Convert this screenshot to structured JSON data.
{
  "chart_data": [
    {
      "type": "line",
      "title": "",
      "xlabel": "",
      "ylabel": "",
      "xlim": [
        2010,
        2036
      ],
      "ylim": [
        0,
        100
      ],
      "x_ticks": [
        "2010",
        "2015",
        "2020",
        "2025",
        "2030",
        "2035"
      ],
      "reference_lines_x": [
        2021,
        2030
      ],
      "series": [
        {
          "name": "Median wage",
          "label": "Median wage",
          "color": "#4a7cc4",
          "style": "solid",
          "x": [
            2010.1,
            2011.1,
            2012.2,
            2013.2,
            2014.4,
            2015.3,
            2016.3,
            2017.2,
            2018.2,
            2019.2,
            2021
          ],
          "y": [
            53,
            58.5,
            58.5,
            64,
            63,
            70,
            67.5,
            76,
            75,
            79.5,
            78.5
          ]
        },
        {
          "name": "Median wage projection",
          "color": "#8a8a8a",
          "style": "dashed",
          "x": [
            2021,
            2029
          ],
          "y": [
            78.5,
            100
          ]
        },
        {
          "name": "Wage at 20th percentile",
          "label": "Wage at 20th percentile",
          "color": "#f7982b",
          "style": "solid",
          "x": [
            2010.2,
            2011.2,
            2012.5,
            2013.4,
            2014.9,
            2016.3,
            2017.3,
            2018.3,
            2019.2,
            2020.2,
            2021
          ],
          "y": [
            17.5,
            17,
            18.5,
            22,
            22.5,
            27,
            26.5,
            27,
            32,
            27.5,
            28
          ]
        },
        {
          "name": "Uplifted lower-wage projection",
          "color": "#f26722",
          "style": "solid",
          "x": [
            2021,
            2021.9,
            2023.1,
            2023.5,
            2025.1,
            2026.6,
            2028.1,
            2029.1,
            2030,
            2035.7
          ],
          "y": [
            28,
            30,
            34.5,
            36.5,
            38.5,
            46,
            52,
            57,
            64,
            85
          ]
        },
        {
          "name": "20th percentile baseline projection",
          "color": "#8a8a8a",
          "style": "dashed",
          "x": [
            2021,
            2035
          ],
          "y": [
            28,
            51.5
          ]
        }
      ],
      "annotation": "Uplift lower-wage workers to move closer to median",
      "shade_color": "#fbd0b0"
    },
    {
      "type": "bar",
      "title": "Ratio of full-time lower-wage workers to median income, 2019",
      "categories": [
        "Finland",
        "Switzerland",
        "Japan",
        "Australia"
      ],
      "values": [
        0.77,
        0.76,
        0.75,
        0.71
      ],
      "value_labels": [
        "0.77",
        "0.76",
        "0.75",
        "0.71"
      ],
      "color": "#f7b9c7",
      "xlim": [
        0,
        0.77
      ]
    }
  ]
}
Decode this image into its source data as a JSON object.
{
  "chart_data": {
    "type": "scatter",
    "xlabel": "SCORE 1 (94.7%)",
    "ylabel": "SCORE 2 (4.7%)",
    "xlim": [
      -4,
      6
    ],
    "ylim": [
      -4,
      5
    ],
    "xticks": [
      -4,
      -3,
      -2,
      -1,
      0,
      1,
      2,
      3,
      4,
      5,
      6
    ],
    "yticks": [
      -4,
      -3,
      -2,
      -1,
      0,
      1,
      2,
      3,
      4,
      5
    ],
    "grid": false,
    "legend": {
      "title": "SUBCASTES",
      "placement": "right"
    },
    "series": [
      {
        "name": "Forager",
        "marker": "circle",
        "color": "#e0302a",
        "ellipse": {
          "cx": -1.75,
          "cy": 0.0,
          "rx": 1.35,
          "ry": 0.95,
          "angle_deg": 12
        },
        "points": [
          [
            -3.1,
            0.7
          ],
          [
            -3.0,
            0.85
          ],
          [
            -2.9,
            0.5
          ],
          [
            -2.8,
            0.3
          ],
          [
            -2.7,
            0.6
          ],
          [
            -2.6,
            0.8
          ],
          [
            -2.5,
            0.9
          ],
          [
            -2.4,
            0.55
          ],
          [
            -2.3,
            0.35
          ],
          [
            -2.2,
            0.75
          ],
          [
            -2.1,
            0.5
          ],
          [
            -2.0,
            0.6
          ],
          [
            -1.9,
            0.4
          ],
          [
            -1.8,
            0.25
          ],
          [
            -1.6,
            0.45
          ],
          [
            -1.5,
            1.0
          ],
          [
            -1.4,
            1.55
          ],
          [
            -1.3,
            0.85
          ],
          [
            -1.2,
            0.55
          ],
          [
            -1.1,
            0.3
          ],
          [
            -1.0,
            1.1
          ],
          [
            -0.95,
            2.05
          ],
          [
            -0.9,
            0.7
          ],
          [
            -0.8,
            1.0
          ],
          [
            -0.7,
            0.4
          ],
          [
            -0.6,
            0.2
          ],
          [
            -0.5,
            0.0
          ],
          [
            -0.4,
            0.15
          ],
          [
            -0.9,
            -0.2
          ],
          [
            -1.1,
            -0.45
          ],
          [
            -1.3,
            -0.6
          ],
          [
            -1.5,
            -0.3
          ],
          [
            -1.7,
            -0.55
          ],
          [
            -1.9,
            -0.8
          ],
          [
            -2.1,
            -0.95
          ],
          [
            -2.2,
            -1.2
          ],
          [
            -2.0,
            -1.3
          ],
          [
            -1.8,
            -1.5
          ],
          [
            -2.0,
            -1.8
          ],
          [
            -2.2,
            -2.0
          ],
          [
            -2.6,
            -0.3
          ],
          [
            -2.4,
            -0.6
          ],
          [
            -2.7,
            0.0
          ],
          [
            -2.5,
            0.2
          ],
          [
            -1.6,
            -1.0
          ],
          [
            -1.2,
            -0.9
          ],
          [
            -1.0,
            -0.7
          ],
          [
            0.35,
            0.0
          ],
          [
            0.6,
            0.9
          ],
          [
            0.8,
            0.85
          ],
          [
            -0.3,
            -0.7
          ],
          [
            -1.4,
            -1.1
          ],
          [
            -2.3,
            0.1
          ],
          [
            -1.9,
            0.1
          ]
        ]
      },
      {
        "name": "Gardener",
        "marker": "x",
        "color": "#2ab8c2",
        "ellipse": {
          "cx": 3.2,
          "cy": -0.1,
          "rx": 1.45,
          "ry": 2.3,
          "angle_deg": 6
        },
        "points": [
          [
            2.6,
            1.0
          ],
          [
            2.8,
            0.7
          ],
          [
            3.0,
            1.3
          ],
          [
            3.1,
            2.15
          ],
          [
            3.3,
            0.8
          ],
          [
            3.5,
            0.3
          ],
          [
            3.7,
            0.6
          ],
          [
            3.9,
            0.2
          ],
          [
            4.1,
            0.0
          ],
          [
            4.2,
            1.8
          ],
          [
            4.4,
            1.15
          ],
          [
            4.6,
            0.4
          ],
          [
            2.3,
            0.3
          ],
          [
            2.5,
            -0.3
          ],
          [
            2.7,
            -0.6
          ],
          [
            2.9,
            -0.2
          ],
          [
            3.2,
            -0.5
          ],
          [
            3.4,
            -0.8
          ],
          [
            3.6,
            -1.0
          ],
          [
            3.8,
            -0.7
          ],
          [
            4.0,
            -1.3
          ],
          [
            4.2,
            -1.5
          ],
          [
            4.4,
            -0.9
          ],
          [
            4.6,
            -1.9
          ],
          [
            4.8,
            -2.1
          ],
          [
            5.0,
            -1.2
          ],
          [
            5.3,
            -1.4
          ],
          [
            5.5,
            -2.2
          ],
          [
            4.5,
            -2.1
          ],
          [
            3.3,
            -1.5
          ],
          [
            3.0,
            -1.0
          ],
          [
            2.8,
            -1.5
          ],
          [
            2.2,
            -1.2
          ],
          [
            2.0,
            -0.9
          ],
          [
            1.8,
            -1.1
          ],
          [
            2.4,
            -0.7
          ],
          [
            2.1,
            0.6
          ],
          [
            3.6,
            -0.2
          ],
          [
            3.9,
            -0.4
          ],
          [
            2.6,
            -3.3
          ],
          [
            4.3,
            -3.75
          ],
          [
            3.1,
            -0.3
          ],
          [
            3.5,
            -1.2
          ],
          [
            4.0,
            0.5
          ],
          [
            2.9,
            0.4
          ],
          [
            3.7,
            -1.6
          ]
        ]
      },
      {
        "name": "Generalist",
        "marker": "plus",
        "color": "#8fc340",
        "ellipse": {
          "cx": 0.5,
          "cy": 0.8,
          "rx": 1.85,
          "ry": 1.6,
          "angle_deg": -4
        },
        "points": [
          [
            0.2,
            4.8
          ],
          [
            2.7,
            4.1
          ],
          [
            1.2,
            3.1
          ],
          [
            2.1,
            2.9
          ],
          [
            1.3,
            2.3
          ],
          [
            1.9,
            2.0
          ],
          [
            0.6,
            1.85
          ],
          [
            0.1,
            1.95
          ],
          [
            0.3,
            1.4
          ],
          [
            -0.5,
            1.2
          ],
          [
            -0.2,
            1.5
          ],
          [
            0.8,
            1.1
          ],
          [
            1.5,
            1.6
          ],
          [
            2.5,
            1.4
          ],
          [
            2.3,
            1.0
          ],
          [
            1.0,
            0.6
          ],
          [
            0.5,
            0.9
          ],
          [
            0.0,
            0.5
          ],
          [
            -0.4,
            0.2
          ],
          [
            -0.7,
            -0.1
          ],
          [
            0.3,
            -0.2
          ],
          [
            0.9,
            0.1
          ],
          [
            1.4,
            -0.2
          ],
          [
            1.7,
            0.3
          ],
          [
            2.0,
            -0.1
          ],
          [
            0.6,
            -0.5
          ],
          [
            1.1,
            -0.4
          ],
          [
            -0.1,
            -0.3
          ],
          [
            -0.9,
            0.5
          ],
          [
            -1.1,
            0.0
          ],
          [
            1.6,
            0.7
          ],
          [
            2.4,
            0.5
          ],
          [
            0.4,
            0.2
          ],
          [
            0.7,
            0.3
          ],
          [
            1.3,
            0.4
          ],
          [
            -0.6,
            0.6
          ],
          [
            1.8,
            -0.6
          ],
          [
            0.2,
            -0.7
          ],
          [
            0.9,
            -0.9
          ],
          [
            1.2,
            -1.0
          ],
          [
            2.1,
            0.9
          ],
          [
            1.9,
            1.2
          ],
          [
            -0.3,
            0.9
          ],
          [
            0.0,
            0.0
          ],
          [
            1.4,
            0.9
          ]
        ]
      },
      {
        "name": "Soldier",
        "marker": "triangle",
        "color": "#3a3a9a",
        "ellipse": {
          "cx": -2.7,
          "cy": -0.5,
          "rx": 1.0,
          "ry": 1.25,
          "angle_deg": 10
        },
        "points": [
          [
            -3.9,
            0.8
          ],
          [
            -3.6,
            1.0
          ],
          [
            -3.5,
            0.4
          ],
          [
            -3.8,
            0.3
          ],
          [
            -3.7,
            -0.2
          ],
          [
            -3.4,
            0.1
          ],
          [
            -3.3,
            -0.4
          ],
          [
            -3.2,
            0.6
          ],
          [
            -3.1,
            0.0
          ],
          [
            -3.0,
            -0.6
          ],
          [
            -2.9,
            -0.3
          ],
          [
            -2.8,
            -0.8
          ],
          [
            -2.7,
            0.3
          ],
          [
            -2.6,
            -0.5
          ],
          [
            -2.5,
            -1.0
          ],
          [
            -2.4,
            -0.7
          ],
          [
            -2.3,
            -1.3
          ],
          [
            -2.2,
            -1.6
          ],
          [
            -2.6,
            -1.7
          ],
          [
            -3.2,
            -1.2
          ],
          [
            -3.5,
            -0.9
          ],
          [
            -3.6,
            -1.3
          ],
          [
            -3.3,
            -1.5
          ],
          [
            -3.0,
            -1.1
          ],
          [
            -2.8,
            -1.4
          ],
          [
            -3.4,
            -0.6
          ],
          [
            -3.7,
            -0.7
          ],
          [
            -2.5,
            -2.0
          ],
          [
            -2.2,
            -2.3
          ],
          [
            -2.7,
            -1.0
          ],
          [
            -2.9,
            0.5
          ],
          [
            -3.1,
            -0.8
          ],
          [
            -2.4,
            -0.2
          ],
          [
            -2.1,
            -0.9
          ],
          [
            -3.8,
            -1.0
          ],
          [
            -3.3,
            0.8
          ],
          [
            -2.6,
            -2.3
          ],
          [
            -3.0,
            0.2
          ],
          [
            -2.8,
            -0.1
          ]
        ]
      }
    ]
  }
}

■ ■ ■ ■ ■ ■ ■

Tally up the lines in the records that contain the word "JSON" and give only the total.

2